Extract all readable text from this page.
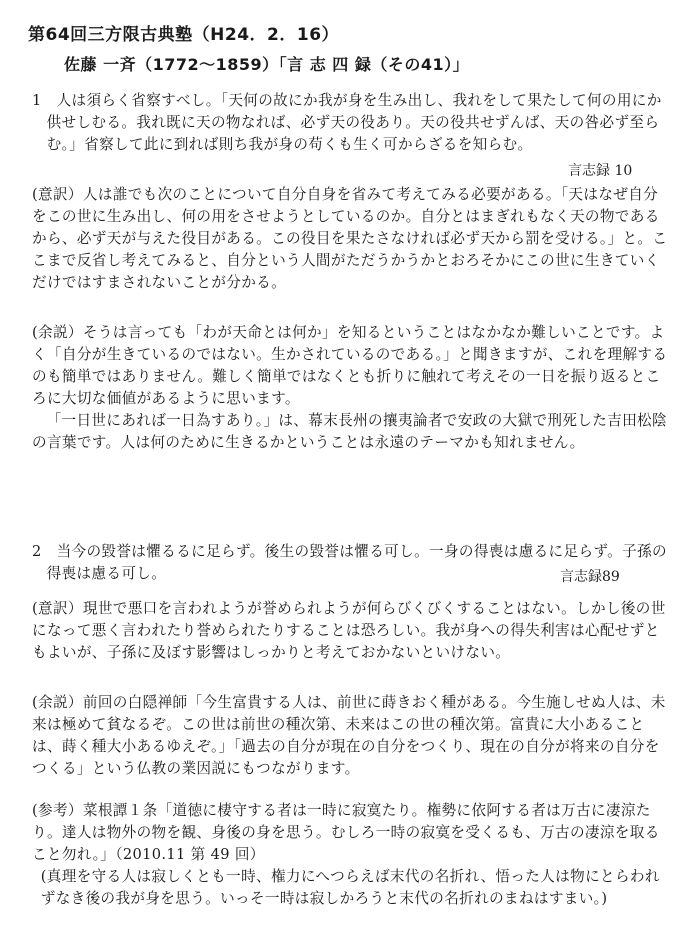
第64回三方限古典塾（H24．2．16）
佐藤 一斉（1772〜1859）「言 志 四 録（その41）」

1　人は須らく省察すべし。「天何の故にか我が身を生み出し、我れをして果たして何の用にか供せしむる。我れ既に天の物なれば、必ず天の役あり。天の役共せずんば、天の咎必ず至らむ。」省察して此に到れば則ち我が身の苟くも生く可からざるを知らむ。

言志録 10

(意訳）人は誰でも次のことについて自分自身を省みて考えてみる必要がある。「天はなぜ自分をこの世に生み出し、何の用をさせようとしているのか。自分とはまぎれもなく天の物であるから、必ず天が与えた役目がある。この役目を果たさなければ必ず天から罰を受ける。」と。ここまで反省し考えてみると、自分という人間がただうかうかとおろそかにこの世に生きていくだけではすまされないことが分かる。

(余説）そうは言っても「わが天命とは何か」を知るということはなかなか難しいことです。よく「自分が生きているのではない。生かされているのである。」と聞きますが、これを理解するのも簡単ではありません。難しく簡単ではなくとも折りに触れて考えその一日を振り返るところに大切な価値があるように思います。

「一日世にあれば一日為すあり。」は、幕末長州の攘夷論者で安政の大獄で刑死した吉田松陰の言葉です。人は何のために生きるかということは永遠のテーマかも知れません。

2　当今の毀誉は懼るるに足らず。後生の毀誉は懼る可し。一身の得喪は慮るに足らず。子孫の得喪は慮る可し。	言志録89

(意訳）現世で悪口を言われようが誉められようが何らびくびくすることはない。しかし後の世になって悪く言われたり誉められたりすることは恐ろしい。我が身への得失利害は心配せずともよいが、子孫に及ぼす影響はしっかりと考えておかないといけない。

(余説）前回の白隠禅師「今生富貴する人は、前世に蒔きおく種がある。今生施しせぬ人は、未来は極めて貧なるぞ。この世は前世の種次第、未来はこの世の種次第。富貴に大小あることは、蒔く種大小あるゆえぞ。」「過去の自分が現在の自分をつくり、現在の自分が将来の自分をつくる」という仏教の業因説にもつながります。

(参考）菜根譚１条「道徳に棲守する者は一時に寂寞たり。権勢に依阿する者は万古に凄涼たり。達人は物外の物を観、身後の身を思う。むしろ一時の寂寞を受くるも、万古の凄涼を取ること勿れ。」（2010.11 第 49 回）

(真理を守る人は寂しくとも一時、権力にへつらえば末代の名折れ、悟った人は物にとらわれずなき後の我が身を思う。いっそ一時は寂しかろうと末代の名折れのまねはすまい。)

[INSTRUCTIONS FOR THE TASK]: Give back every line exactly as it stands, pictures excluded.

[EXPECTED OUTPUT]:
Extract all readable text from this page.
第64回三方限古典塾（H24．2．16）
佐藤 一斉（1772〜1859）「言 志 四 録（その41）」

1　人は須らく省察すべし。「天何の故にか我が身を生み出し、我れをして果たして何の用にか供せしむる。我れ既に天の物なれば、必ず天の役あり。天の役共せずんば、天の咎必ず至らむ。」省察して此に到れば則ち我が身の苟くも生く可からざるを知らむ。

言志録 10

(意訳）人は誰でも次のことについて自分自身を省みて考えてみる必要がある。「天はなぜ自分をこの世に生み出し、何の用をさせようとしているのか。自分とはまぎれもなく天の物であるから、必ず天が与えた役目がある。この役目を果たさなければ必ず天から罰を受ける。」と。ここまで反省し考えてみると、自分という人間がただうかうかとおろそかにこの世に生きていくだけではすまされないことが分かる。

(余説）そうは言っても「わが天命とは何か」を知るということはなかなか難しいことです。よく「自分が生きているのではない。生かされているのである。」と聞きますが、これを理解するのも簡単ではありません。難しく簡単ではなくとも折りに触れて考えその一日を振り返るところに大切な価値があるように思います。

「一日世にあれば一日為すあり。」は、幕末長州の攘夷論者で安政の大獄で刑死した吉田松陰の言葉です。人は何のために生きるかということは永遠のテーマかも知れません。

2　当今の毀誉は懼るるに足らず。後生の毀誉は懼る可し。一身の得喪は慮るに足らず。子孫の得喪は慮る可し。	言志録89

(意訳）現世で悪口を言われようが誉められようが何らびくびくすることはない。しかし後の世になって悪く言われたり誉められたりすることは恐ろしい。我が身への得失利害は心配せずともよいが、子孫に及ぼす影響はしっかりと考えておかないといけない。

(余説）前回の白隠禅師「今生富貴する人は、前世に蒔きおく種がある。今生施しせぬ人は、未来は極めて貧なるぞ。この世は前世の種次第、未来はこの世の種次第。富貴に大小あることは、蒔く種大小あるゆえぞ。」「過去の自分が現在の自分をつくり、現在の自分が将来の自分をつくる」という仏教の業因説にもつながります。

(参考）菜根譚１条「道徳に棲守する者は一時に寂寞たり。権勢に依阿する者は万古に凄涼たり。達人は物外の物を観、身後の身を思う。むしろ一時の寂寞を受くるも、万古の凄涼を取ること勿れ。」（2010.11 第 49 回）

(真理を守る人は寂しくとも一時、権力にへつらえば末代の名折れ、悟った人は物にとらわれずなき後の我が身を思う。いっそ一時は寂しかろうと末代の名折れのまねはすまい。)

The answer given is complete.